═══ TASK MATERIAL ═══
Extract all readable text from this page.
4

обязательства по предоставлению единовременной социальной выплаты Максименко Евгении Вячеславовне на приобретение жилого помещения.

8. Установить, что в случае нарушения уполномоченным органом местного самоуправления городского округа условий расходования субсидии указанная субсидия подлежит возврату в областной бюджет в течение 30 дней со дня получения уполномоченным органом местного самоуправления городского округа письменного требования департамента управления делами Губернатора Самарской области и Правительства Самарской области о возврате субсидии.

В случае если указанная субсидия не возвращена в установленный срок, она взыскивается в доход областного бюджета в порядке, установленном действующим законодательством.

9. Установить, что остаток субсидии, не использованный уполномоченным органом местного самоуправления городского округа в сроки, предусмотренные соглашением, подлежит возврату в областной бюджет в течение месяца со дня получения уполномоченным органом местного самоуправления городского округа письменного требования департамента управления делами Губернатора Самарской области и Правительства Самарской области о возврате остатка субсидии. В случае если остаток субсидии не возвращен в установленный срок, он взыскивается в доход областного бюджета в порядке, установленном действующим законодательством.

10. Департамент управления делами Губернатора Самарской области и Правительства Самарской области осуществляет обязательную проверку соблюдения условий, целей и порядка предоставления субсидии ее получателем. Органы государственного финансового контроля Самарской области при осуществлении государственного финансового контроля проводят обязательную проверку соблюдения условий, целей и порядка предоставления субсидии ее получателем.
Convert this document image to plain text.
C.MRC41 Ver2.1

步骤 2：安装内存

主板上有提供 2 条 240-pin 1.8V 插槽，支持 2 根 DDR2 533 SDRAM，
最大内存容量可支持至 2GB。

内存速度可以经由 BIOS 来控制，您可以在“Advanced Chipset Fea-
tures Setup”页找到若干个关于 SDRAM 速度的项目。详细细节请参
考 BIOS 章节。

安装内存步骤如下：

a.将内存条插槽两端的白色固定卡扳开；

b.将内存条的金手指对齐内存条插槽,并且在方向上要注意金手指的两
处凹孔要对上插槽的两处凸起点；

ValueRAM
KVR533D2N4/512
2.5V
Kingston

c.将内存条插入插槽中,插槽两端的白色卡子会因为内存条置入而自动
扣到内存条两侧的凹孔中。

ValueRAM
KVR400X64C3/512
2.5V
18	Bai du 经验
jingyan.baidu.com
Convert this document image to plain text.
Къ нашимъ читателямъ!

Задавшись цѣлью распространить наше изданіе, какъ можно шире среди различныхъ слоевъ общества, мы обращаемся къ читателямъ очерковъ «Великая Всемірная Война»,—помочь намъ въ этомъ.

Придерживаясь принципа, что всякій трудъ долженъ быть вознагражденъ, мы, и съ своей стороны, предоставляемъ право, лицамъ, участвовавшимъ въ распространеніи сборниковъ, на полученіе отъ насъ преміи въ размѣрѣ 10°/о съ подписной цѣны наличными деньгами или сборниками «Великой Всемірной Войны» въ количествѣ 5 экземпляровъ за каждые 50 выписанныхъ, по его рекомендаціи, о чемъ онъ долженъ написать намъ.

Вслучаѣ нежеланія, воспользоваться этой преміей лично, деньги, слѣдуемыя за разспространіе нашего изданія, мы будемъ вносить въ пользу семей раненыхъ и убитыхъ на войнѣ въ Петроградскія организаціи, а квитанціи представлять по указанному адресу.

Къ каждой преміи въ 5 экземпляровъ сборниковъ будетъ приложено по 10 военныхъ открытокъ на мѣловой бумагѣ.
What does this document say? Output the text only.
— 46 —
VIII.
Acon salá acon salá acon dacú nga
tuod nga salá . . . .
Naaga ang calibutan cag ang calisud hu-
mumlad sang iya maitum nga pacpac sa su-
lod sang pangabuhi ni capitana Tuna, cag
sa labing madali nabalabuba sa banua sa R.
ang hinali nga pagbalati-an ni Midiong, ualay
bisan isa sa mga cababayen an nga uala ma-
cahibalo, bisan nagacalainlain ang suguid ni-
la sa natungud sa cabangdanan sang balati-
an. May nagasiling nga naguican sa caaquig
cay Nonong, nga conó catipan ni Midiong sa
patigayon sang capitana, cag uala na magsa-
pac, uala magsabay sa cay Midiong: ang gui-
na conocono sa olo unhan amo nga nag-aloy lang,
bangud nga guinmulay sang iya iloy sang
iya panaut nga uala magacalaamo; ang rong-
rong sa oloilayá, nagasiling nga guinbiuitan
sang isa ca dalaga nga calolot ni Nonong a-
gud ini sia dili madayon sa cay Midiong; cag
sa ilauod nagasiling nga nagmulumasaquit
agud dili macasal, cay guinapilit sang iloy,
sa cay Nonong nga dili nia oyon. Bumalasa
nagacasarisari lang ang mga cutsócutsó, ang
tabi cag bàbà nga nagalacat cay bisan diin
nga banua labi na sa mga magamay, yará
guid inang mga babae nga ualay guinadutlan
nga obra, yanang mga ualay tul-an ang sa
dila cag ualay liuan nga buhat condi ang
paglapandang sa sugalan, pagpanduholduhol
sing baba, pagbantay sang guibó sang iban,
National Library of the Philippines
═══
• PROBLEM DESCRIPTION
Give all the records again. Match them exactly.

• REPLY
Extract all readable text from this page.
4

обязательства по предоставлению единовременной социальной выплаты Максименко Евгении Вячеславовне на приобретение жилого помещения.

8. Установить, что в случае нарушения уполномоченным органом местного самоуправления городского округа условий расходования субсидии указанная субсидия подлежит возврату в областной бюджет в течение 30 дней со дня получения уполномоченным органом местного самоуправления городского округа письменного требования департамента управления делами Губернатора Самарской области и Правительства Самарской области о возврате субсидии.

В случае если указанная субсидия не возвращена в установленный срок, она взыскивается в доход областного бюджета в порядке, установленном действующим законодательством.

9. Установить, что остаток субсидии, не использованный уполномоченным органом местного самоуправления городского округа в сроки, предусмотренные соглашением, подлежит возврату в областной бюджет в течение месяца со дня получения уполномоченным органом местного самоуправления городского округа письменного требования департамента управления делами Губернатора Самарской области и Правительства Самарской области о возврате остатка субсидии. В случае если остаток субсидии не возвращен в установленный срок, он взыскивается в доход областного бюджета в порядке, установленном действующим законодательством.

10. Департамент управления делами Губернатора Самарской области и Правительства Самарской области осуществляет обязательную проверку соблюдения условий, целей и порядка предоставления субсидии ее получателем. Органы государственного финансового контроля Самарской области при осуществлении государственного финансового контроля проводят обязательную проверку соблюдения условий, целей и порядка предоставления субсидии ее получателем.
Convert this document image to plain text.
C.MRC41 Ver2.1

步骤 2：安装内存

主板上有提供 2 条 240-pin 1.8V 插槽，支持 2 根 DDR2 533 SDRAM，
最大内存容量可支持至 2GB。

内存速度可以经由 BIOS 来控制，您可以在“Advanced Chipset Fea-
tures Setup”页找到若干个关于 SDRAM 速度的项目。详细细节请参
考 BIOS 章节。

安装内存步骤如下：

a.将内存条插槽两端的白色固定卡扳开；

b.将内存条的金手指对齐内存条插槽,并且在方向上要注意金手指的两
处凹孔要对上插槽的两处凸起点；

ValueRAM
KVR533D2N4/512
2.5V
Kingston

c.将内存条插入插槽中,插槽两端的白色卡子会因为内存条置入而自动
扣到内存条两侧的凹孔中。

ValueRAM
KVR400X64C3/512
2.5V
18	Bai du 经验
jingyan.baidu.com
Convert this document image to plain text.
Къ нашимъ читателямъ!

Задавшись цѣлью распространить наше изданіе, какъ можно шире среди различныхъ слоевъ общества, мы обращаемся къ читателямъ очерковъ «Великая Всемірная Война»,—помочь намъ въ этомъ.

Придерживаясь принципа, что всякій трудъ долженъ быть вознагражденъ, мы, и съ своей стороны, предоставляемъ право, лицамъ, участвовавшимъ въ распространеніи сборниковъ, на полученіе отъ насъ преміи въ размѣрѣ 10°/о съ подписной цѣны наличными деньгами или сборниками «Великой Всемірной Войны» въ количествѣ 5 экземпляровъ за каждые 50 выписанныхъ, по его рекомендаціи, о чемъ онъ долженъ написать намъ.

Вслучаѣ нежеланія, воспользоваться этой преміей лично, деньги, слѣдуемыя за разспространіе нашего изданія, мы будемъ вносить въ пользу семей раненыхъ и убитыхъ на войнѣ въ Петроградскія организаціи, а квитанціи представлять по указанному адресу.

Къ каждой преміи въ 5 экземпляровъ сборниковъ будетъ приложено по 10 военныхъ открытокъ на мѣловой бумагѣ.
What does this document say? Output the text only.
— 46 —
VIII.
Acon salá acon salá acon dacú nga
tuod nga salá . . . .
Naaga ang calibutan cag ang calisud hu-
mumlad sang iya maitum nga pacpac sa su-
lod sang pangabuhi ni capitana Tuna, cag
sa labing madali nabalabuba sa banua sa R.
ang hinali nga pagbalati-an ni Midiong, ualay
bisan isa sa mga cababayen an nga uala ma-
cahibalo, bisan nagacalainlain ang suguid ni-
la sa natungud sa cabangdanan sang balati-
an. May nagasiling nga naguican sa caaquig
cay Nonong, nga conó catipan ni Midiong sa
patigayon sang capitana, cag uala na magsa-
pac, uala magsabay sa cay Midiong: ang gui-
na conocono sa olo unhan amo nga nag-aloy lang,
bangud nga guinmulay sang iya iloy sang
iya panaut nga uala magacalaamo; ang rong-
rong sa oloilayá, nagasiling nga guinbiuitan
sang isa ca dalaga nga calolot ni Nonong a-
gud ini sia dili madayon sa cay Midiong; cag
sa ilauod nagasiling nga nagmulumasaquit
agud dili macasal, cay guinapilit sang iloy,
sa cay Nonong nga dili nia oyon. Bumalasa
nagacasarisari lang ang mga cutsócutsó, ang
tabi cag bàbà nga nagalacat cay bisan diin
nga banua labi na sa mga magamay, yará
guid inang mga babae nga ualay guinadutlan
nga obra, yanang mga ualay tul-an ang sa
dila cag ualay liuan nga buhat condi ang
paglapandang sa sugalan, pagpanduholduhol
sing baba, pagbantay sang guibó sang iban,
National Library of the Philippines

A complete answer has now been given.